• **DIRECTIVE**: Work through the listing below and count the lines that hold "structured". Answer with the number alone.

>> BEGIN

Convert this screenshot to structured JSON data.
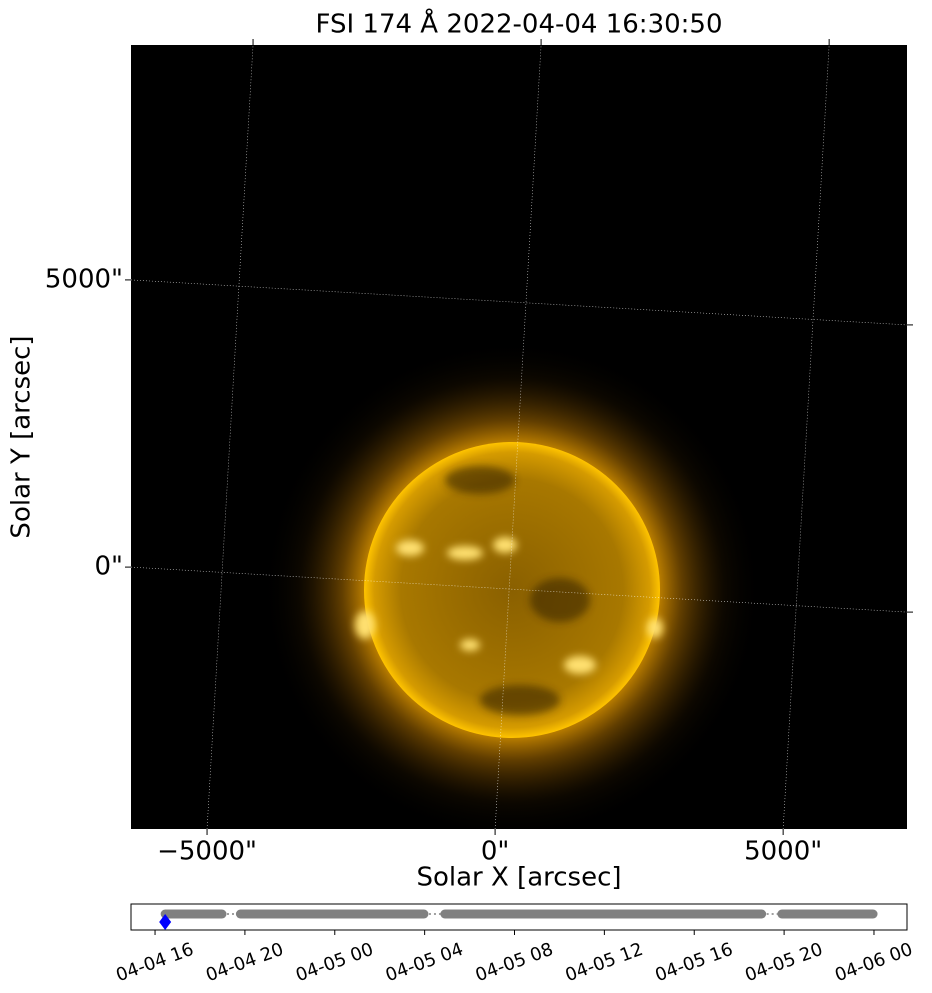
{
  "chart_data": [
    {
      "type": "image",
      "title": "FSI 174 Å 2022-04-04 16:30:50",
      "xlabel": "Solar X [arcsec]",
      "ylabel": "Solar Y [arcsec]",
      "xlim": [
        -6320,
        7150
      ],
      "ylim": [
        -4560,
        9090
      ],
      "xticks": [
        {
          "value": -5000,
          "label": "−5000\""
        },
        {
          "value": 0,
          "label": "0\""
        },
        {
          "value": 5000,
          "label": "5000\""
        }
      ],
      "yticks": [
        {
          "value": 0,
          "label": "0\""
        },
        {
          "value": 5000,
          "label": "5000\""
        }
      ],
      "grid": true
    },
    {
      "type": "timeline",
      "xlim": [
        14.93,
        49.47
      ],
      "xticks": [
        {
          "value": 16,
          "label": "04-04 16"
        },
        {
          "value": 20,
          "label": "04-04 20"
        },
        {
          "value": 24,
          "label": "04-05 00"
        },
        {
          "value": 28,
          "label": "04-05 04"
        },
        {
          "value": 32,
          "label": "04-05 08"
        },
        {
          "value": 36,
          "label": "04-05 12"
        },
        {
          "value": 40,
          "label": "04-05 16"
        },
        {
          "value": 44,
          "label": "04-05 20"
        },
        {
          "value": 48,
          "label": "04-06 00"
        }
      ],
      "segments": [
        [
          16.45,
          18.98
        ],
        [
          19.8,
          27.97
        ],
        [
          28.9,
          43.0
        ],
        [
          43.9,
          47.96
        ]
      ],
      "current": 16.45,
      "color": "#808080",
      "marker_color": "#0000ff"
    }
  ]
}
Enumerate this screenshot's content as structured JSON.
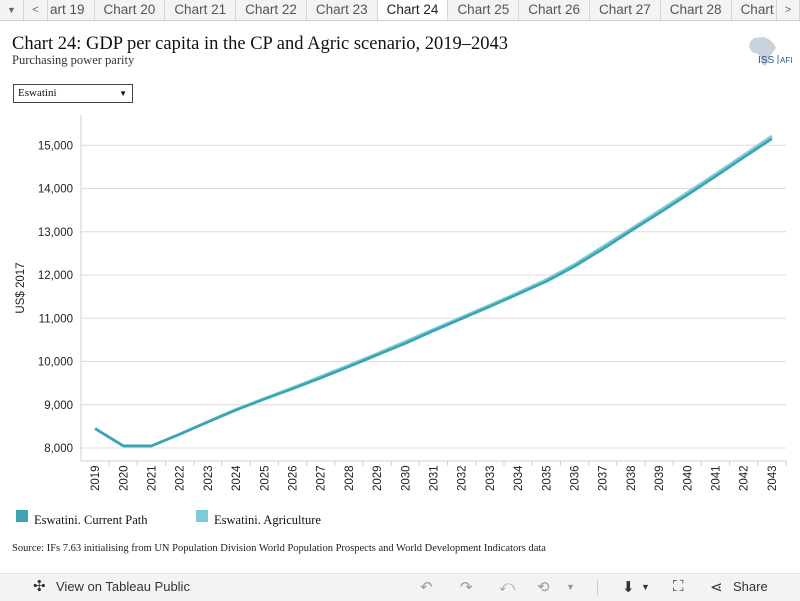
{
  "tabs": {
    "prev_label": "<",
    "next_label": ">",
    "items": [
      "art 19",
      "Chart 20",
      "Chart 21",
      "Chart 22",
      "Chart 23",
      "Chart 24",
      "Chart 25",
      "Chart 26",
      "Chart 27",
      "Chart 28",
      "Chart"
    ],
    "active_index": 5
  },
  "header": {
    "title": "Chart 24: GDP per capita in the CP and Agric scenario, 2019–2043",
    "subtitle": "Purchasing power parity"
  },
  "logo": {
    "text_iss": "ISS",
    "text_afi": "AFI"
  },
  "country_select": {
    "value": "Eswatini"
  },
  "chart_data": {
    "type": "line",
    "x": [
      2019,
      2020,
      2021,
      2022,
      2023,
      2024,
      2025,
      2026,
      2027,
      2028,
      2029,
      2030,
      2031,
      2032,
      2033,
      2034,
      2035,
      2036,
      2037,
      2038,
      2039,
      2040,
      2041,
      2042,
      2043
    ],
    "ylabel": "US$ 2017",
    "ylim": [
      7700,
      15700
    ],
    "yticks": [
      8000,
      9000,
      10000,
      11000,
      12000,
      13000,
      14000,
      15000
    ],
    "ytick_labels": [
      "8,000",
      "9,000",
      "10,000",
      "11,000",
      "12,000",
      "13,000",
      "14,000",
      "15,000"
    ],
    "grid": "horizontal",
    "series": [
      {
        "name": "Eswatini. Current Path",
        "color": "#3ba3b1",
        "values": [
          8450,
          8050,
          8050,
          8320,
          8600,
          8880,
          9130,
          9370,
          9620,
          9880,
          10150,
          10420,
          10710,
          10990,
          11270,
          11560,
          11850,
          12200,
          12600,
          13020,
          13430,
          13850,
          14280,
          14720,
          15150
        ]
      },
      {
        "name": "Eswatini. Agriculture",
        "color": "#7ccbd6",
        "values": [
          8450,
          8050,
          8050,
          8320,
          8610,
          8890,
          9140,
          9390,
          9650,
          9910,
          10180,
          10460,
          10740,
          11020,
          11300,
          11590,
          11890,
          12240,
          12650,
          13060,
          13480,
          13900,
          14330,
          14770,
          15210
        ]
      }
    ]
  },
  "source": "Source: IFs 7.63 initialising from UN Population Division World Population Prospects and World Development Indicators data",
  "footer": {
    "view_label": "View on Tableau Public",
    "share_label": "Share",
    "colors": {
      "icon_gray": "#999999"
    }
  }
}
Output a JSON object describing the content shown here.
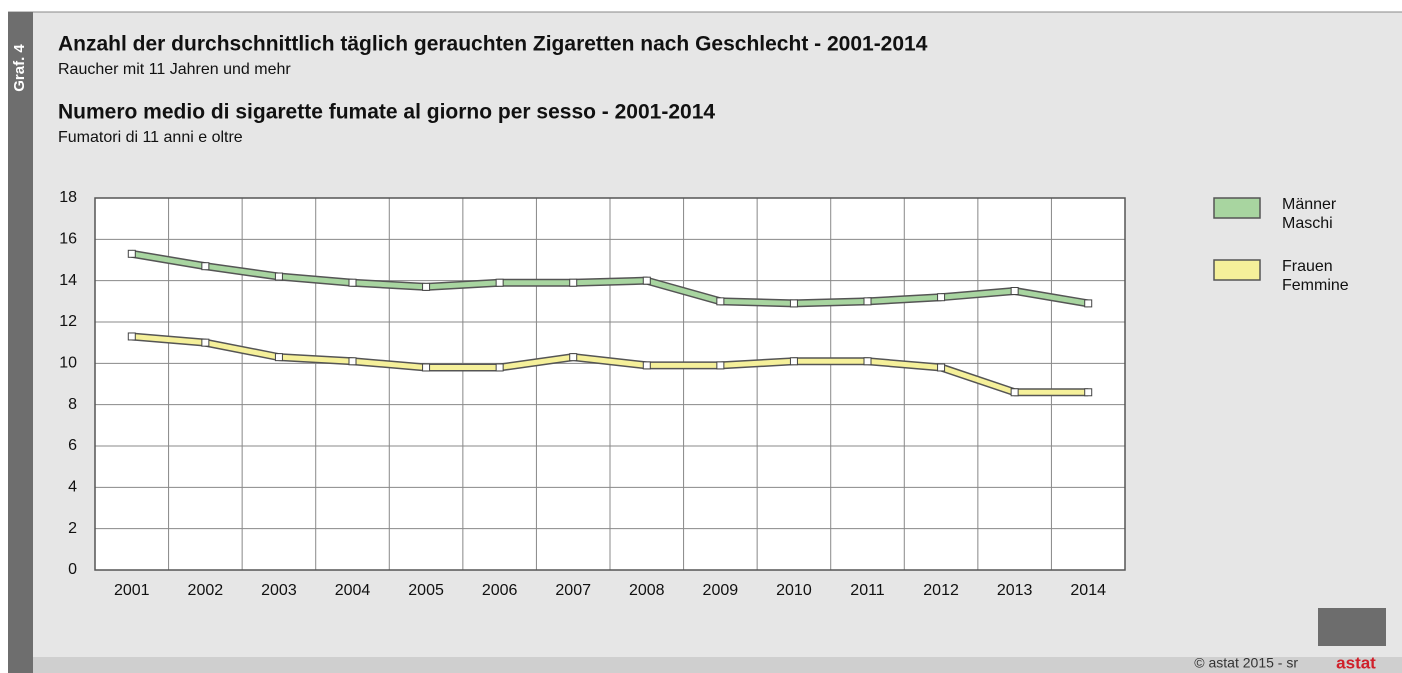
{
  "chart_data": {
    "type": "line",
    "label": "Graf. 4",
    "title": "Anzahl der durchschnittlich täglich gerauchten Zigaretten nach Geschlecht - 2001-2014",
    "subtitle": "Raucher mit 11 Jahren und mehr",
    "title2": "Numero medio di sigarette fumate al giorno per sesso - 2001-2014",
    "subtitle2": "Fumatori di 11 anni e oltre",
    "credit": "© astat 2015 - sr",
    "logo": "astat",
    "categories": [
      "2001",
      "2002",
      "2003",
      "2004",
      "2005",
      "2006",
      "2007",
      "2008",
      "2009",
      "2010",
      "2011",
      "2012",
      "2013",
      "2014"
    ],
    "series": [
      {
        "name": "Männer\nMaschi",
        "color": "#a8d5a0",
        "values": [
          15.3,
          14.7,
          14.2,
          13.9,
          13.7,
          13.9,
          13.9,
          14.0,
          13.0,
          12.9,
          13.0,
          13.2,
          13.5,
          12.9
        ]
      },
      {
        "name": "Frauen\nFemmine",
        "color": "#f5f09a",
        "values": [
          11.3,
          11.0,
          10.3,
          10.1,
          9.8,
          9.8,
          10.3,
          9.9,
          9.9,
          10.1,
          10.1,
          9.8,
          8.6,
          8.6
        ]
      }
    ],
    "ylim": [
      0,
      18
    ],
    "yticks": [
      0,
      2,
      4,
      6,
      8,
      10,
      12,
      14,
      16,
      18
    ],
    "grid": true,
    "legend": "right"
  }
}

>> END

• **THE ANSWER**: 2